## [DATA ENTRIES]
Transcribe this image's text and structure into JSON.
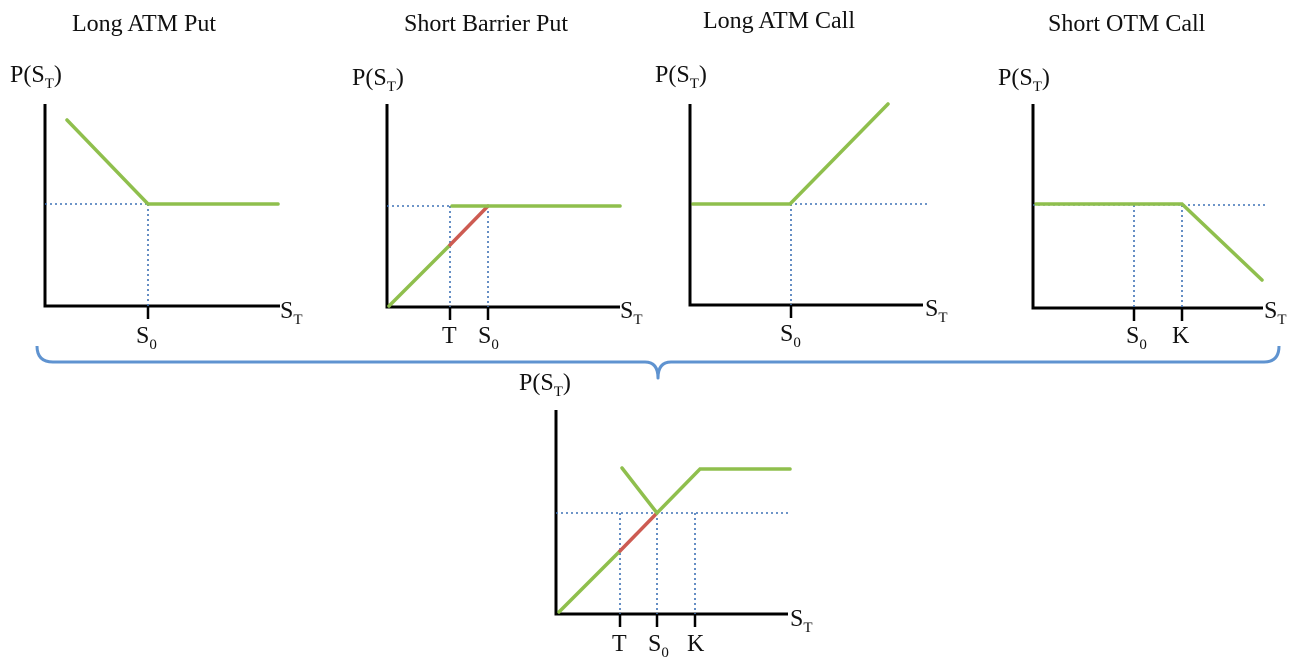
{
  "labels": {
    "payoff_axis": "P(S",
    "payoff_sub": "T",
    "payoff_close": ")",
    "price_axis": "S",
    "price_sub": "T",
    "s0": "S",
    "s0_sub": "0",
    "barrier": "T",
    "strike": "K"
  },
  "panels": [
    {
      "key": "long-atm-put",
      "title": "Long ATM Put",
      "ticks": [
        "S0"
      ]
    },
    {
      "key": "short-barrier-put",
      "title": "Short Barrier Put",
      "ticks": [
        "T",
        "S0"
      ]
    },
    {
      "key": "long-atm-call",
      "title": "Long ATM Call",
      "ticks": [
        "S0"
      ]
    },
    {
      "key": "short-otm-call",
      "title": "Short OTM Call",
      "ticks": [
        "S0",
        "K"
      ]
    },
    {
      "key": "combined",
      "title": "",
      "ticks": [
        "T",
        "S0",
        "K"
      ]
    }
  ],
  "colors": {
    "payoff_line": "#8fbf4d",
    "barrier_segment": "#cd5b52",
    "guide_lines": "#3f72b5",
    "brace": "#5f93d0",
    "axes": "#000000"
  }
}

* * *

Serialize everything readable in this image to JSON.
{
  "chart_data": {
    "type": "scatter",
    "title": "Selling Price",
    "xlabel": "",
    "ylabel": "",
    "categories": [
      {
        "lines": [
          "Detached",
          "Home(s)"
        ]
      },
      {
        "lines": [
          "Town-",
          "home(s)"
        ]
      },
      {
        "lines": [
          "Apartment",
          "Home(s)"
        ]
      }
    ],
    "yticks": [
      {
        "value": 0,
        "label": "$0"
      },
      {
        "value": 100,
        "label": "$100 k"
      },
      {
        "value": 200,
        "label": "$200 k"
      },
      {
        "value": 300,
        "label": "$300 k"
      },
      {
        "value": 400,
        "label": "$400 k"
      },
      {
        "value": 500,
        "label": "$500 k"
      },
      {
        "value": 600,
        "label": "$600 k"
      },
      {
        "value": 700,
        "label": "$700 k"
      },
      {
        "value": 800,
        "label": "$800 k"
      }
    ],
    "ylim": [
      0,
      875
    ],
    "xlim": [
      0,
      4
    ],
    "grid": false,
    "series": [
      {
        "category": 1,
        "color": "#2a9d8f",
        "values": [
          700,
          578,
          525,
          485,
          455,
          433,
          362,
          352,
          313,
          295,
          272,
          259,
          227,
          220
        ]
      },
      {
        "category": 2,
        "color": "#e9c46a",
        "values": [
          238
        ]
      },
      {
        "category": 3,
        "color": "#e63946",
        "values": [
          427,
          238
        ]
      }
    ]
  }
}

* * *

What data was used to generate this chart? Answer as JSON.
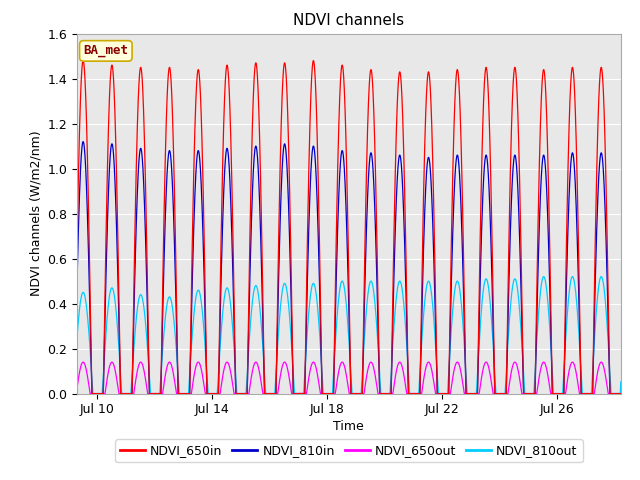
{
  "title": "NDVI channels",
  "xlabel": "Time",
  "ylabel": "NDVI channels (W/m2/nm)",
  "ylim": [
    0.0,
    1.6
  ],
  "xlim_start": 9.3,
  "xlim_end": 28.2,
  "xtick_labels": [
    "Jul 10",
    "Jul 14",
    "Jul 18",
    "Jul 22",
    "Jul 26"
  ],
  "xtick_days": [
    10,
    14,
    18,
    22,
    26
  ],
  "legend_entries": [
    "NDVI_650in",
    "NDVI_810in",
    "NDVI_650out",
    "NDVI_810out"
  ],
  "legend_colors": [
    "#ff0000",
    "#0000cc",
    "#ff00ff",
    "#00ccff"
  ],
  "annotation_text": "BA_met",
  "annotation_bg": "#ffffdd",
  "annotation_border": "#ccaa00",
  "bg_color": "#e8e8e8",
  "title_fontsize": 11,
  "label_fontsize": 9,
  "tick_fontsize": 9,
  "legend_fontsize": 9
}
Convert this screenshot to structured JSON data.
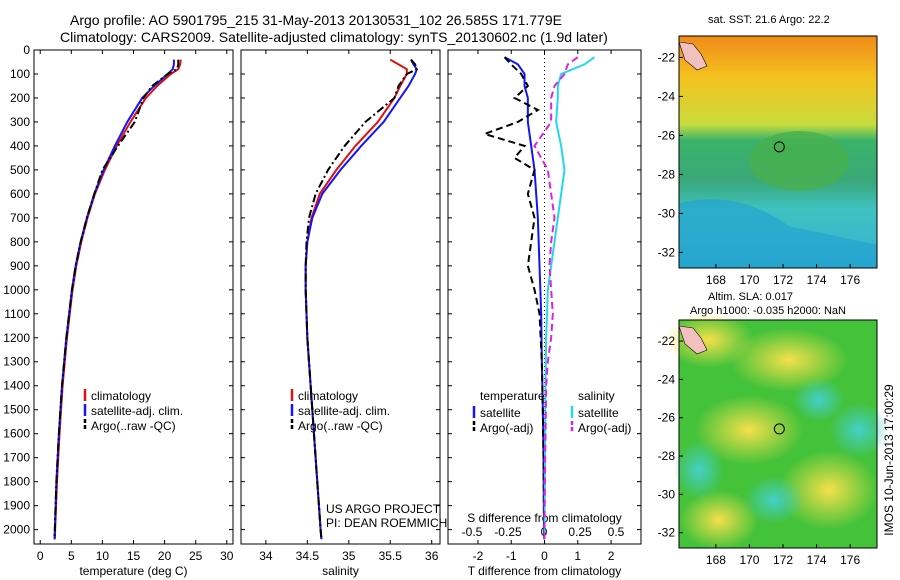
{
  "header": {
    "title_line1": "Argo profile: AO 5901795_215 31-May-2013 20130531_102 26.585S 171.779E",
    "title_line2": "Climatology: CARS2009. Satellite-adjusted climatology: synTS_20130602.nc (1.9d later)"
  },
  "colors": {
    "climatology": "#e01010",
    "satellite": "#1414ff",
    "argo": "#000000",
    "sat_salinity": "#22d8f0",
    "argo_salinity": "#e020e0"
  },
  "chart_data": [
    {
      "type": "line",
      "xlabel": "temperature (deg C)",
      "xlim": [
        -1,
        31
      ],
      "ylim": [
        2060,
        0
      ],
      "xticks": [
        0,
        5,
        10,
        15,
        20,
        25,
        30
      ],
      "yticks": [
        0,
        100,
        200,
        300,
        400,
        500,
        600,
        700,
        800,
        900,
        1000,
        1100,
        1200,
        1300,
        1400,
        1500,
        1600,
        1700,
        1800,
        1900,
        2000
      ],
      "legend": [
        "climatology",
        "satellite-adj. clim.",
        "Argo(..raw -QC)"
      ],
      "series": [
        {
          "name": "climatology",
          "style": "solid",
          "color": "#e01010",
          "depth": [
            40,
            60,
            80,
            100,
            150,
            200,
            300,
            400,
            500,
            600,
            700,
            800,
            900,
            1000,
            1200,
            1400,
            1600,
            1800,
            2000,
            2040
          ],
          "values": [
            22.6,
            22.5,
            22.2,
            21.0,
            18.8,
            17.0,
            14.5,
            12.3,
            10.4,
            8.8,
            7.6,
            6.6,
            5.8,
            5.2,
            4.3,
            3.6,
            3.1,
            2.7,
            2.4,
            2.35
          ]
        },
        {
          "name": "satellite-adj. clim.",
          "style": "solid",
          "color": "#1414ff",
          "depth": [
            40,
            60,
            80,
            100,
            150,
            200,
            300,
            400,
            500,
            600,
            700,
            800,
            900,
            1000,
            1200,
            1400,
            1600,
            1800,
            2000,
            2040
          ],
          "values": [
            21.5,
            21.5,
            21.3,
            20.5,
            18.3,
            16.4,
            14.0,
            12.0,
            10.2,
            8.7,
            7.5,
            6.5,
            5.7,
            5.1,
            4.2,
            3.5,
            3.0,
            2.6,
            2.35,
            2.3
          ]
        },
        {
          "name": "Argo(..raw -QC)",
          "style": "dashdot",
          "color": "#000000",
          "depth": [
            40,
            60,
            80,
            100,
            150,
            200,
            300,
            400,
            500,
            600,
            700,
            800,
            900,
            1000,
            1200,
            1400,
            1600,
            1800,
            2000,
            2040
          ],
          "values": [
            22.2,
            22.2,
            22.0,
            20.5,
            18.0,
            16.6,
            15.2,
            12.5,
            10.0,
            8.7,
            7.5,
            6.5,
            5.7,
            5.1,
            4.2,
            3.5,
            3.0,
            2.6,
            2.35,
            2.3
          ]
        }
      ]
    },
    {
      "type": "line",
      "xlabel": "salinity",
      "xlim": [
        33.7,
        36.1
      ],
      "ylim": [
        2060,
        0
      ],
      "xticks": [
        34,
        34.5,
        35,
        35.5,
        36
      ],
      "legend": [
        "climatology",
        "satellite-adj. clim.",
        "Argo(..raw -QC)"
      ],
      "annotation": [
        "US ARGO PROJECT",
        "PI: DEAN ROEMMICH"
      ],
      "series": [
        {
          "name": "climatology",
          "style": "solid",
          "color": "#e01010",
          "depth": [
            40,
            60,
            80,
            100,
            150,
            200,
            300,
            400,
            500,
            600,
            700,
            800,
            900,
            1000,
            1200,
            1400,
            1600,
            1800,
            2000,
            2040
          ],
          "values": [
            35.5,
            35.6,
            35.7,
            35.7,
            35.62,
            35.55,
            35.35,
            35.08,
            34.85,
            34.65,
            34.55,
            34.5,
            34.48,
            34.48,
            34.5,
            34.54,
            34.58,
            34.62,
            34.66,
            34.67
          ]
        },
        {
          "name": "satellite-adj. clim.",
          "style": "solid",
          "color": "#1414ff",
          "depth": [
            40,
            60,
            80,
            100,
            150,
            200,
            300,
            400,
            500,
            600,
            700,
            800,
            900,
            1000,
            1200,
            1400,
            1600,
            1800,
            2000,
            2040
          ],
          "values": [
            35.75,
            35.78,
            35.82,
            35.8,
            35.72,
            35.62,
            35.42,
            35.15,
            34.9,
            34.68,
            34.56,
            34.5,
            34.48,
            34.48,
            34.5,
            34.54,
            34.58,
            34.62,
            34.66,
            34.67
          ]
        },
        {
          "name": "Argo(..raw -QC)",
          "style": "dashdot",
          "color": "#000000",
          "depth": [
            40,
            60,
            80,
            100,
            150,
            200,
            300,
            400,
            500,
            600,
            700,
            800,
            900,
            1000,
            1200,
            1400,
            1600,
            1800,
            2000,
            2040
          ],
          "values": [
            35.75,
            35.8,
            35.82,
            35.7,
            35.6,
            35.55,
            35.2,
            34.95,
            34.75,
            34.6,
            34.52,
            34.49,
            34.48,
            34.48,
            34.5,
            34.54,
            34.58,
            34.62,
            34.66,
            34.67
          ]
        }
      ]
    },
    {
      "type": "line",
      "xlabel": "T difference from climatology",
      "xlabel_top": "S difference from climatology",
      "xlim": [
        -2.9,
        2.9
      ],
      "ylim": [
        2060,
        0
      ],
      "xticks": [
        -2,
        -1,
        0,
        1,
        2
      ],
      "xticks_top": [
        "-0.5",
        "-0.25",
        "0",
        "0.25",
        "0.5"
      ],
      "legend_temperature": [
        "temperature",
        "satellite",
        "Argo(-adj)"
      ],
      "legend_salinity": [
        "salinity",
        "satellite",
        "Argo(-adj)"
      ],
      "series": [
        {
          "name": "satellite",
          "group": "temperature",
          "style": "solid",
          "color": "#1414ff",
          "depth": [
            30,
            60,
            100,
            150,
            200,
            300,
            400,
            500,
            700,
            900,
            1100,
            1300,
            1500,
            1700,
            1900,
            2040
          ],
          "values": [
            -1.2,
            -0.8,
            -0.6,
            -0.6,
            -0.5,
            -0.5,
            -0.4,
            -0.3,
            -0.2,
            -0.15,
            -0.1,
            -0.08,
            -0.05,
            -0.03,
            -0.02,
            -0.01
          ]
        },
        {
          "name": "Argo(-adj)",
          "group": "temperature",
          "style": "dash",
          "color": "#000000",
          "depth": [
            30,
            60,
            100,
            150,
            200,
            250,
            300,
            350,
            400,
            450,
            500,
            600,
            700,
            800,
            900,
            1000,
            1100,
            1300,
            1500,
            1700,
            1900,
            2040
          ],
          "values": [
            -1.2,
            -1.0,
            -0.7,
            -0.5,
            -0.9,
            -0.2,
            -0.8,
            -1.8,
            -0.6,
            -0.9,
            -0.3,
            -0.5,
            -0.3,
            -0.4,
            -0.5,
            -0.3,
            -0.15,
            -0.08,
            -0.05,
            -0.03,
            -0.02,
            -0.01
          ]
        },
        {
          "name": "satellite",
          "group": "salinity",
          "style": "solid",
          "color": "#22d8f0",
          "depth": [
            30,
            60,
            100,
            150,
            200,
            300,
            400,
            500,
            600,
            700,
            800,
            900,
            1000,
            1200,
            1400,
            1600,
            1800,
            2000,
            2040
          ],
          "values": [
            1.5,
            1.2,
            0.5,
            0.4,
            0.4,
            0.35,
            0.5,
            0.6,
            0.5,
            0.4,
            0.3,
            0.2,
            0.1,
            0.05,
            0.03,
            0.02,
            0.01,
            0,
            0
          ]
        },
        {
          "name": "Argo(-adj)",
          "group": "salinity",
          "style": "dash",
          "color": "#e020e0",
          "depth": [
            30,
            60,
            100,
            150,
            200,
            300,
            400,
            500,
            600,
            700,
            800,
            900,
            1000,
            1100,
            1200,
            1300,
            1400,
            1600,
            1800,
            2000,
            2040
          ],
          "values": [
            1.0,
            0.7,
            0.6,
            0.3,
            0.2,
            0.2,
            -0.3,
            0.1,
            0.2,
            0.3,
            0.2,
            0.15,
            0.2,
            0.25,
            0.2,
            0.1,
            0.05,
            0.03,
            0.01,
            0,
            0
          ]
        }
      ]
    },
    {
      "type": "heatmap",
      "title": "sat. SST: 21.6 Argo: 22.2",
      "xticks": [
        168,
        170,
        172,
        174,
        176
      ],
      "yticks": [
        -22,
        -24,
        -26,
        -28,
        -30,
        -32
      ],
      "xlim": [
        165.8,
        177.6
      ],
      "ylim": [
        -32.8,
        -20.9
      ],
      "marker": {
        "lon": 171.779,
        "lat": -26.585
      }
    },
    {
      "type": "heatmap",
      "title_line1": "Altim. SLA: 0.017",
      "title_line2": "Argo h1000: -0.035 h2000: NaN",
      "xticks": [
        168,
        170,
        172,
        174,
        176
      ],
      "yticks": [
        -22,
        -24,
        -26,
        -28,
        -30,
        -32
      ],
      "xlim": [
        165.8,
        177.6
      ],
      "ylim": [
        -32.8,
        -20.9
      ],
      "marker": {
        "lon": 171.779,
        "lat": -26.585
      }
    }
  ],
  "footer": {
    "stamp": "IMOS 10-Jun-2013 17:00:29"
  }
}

## [WHAT THIS TASK INVOLVES]
Look over the records above and copy each line that includes the string "channels".

## [EXERCISE RESPONSE]
  "title": "NDVI channels",
  "ylabel": "NDVI channels (W/m2/nm)",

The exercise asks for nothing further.